## DATA IN THIS EXERCISE
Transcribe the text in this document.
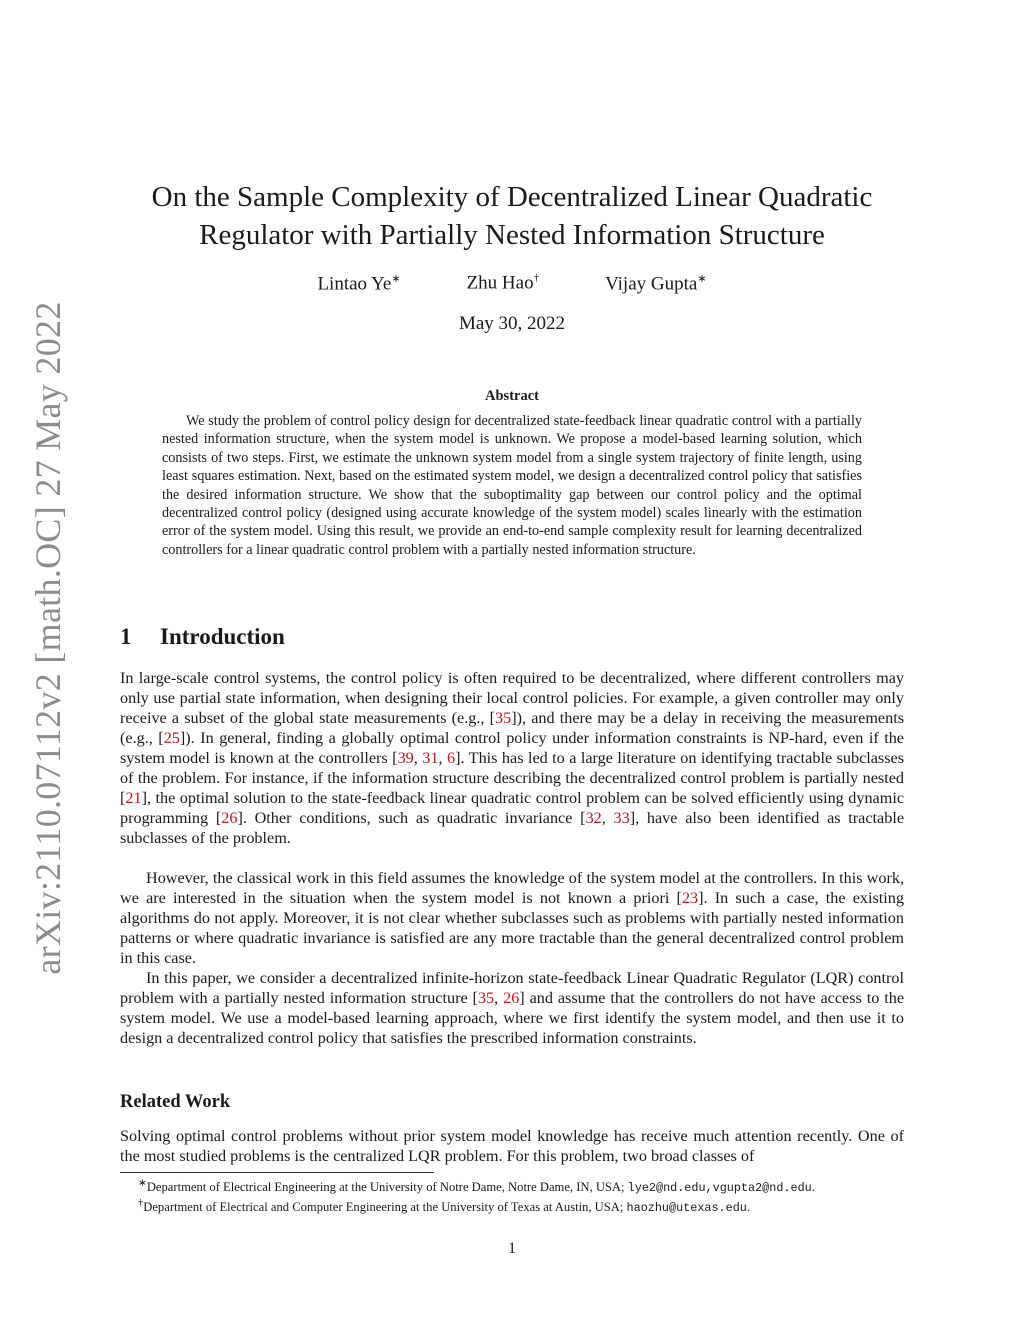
arXiv:2110.07112v2 [math.OC] 27 May 2022
On the Sample Complexity of Decentralized Linear Quadratic
Regulator with Partially Nested Information Structure
Lintao Ye∗	Zhu Hao†	Vijay Gupta∗
May 30, 2022
Abstract
We study the problem of control policy design for decentralized state-feedback linear quadratic control with a partially nested information structure, when the system model is unknown. We propose a model-based learning solution, which consists of two steps. First, we estimate the unknown system model from a single system trajectory of finite length, using least squares estimation. Next, based on the estimated system model, we design a decentralized control policy that satisfies the desired information structure. We show that the suboptimality gap between our control policy and the optimal decentralized control policy (designed using accurate knowledge of the system model) scales linearly with the estimation error of the system model. Using this result, we provide an end-to-end sample complexity result for learning decentralized controllers for a linear quadratic control problem with a partially nested information structure.
1 Introduction
In large-scale control systems, the control policy is often required to be decentralized, where different controllers may only use partial state information, when designing their local control policies. For example, a given controller may only receive a subset of the global state measurements (e.g., [35]), and there may be a delay in receiving the measurements (e.g., [25]). In general, finding a globally optimal control policy under information constraints is NP-hard, even if the system model is known at the controllers [39, 31, 6]. This has led to a large literature on identifying tractable subclasses of the problem. For instance, if the information structure describing the decentralized control problem is partially nested [21], the optimal solution to the state-feedback linear quadratic control problem can be solved efficiently using dynamic programming [26]. Other conditions, such as quadratic invariance [32, 33], have also been identified as tractable subclasses of the problem.
However, the classical work in this field assumes the knowledge of the system model at the controllers. In this work, we are interested in the situation when the system model is not known a priori [23]. In such a case, the existing algorithms do not apply. Moreover, it is not clear whether subclasses such as problems with partially nested information patterns or where quadratic invariance is satisfied are any more tractable than the general decentralized control problem in this case.
In this paper, we consider a decentralized infinite-horizon state-feedback Linear Quadratic Regulator (LQR) control problem with a partially nested information structure [35, 26] and assume that the controllers do not have access to the system model. We use a model-based learning approach, where we first identify the system model, and then use it to design a decentralized control policy that satisfies the prescribed information constraints.
Related Work
Solving optimal control problems without prior system model knowledge has receive much attention recently. One of the most studied problems is the centralized LQR problem. For this problem, two broad classes of
∗Department of Electrical Engineering at the University of Notre Dame, Notre Dame, IN, USA; lye2@nd.edu,vgupta2@nd.edu.
†Department of Electrical and Computer Engineering at the University of Texas at Austin, USA; haozhu@utexas.edu.
1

## GIVEN TASK
Every entry above should be duplicated exactly. Do not include the images.

## RESULT OF THIS TASK
Transcribe the text in this document.
arXiv:2110.07112v2 [math.OC] 27 May 2022
On the Sample Complexity of Decentralized Linear Quadratic
Regulator with Partially Nested Information Structure
Lintao Ye∗	Zhu Hao†	Vijay Gupta∗
May 30, 2022
Abstract
We study the problem of control policy design for decentralized state-feedback linear quadratic control with a partially nested information structure, when the system model is unknown. We propose a model-based learning solution, which consists of two steps. First, we estimate the unknown system model from a single system trajectory of finite length, using least squares estimation. Next, based on the estimated system model, we design a decentralized control policy that satisfies the desired information structure. We show that the suboptimality gap between our control policy and the optimal decentralized control policy (designed using accurate knowledge of the system model) scales linearly with the estimation error of the system model. Using this result, we provide an end-to-end sample complexity result for learning decentralized controllers for a linear quadratic control problem with a partially nested information structure.
1 Introduction
In large-scale control systems, the control policy is often required to be decentralized, where different controllers may only use partial state information, when designing their local control policies. For example, a given controller may only receive a subset of the global state measurements (e.g., [35]), and there may be a delay in receiving the measurements (e.g., [25]). In general, finding a globally optimal control policy under information constraints is NP-hard, even if the system model is known at the controllers [39, 31, 6]. This has led to a large literature on identifying tractable subclasses of the problem. For instance, if the information structure describing the decentralized control problem is partially nested [21], the optimal solution to the state-feedback linear quadratic control problem can be solved efficiently using dynamic programming [26]. Other conditions, such as quadratic invariance [32, 33], have also been identified as tractable subclasses of the problem.
However, the classical work in this field assumes the knowledge of the system model at the controllers. In this work, we are interested in the situation when the system model is not known a priori [23]. In such a case, the existing algorithms do not apply. Moreover, it is not clear whether subclasses such as problems with partially nested information patterns or where quadratic invariance is satisfied are any more tractable than the general decentralized control problem in this case.
In this paper, we consider a decentralized infinite-horizon state-feedback Linear Quadratic Regulator (LQR) control problem with a partially nested information structure [35, 26] and assume that the controllers do not have access to the system model. We use a model-based learning approach, where we first identify the system model, and then use it to design a decentralized control policy that satisfies the prescribed information constraints.
Related Work
Solving optimal control problems without prior system model knowledge has receive much attention recently. One of the most studied problems is the centralized LQR problem. For this problem, two broad classes of
∗Department of Electrical Engineering at the University of Notre Dame, Notre Dame, IN, USA; lye2@nd.edu,vgupta2@nd.edu.
†Department of Electrical and Computer Engineering at the University of Texas at Austin, USA; haozhu@utexas.edu.
1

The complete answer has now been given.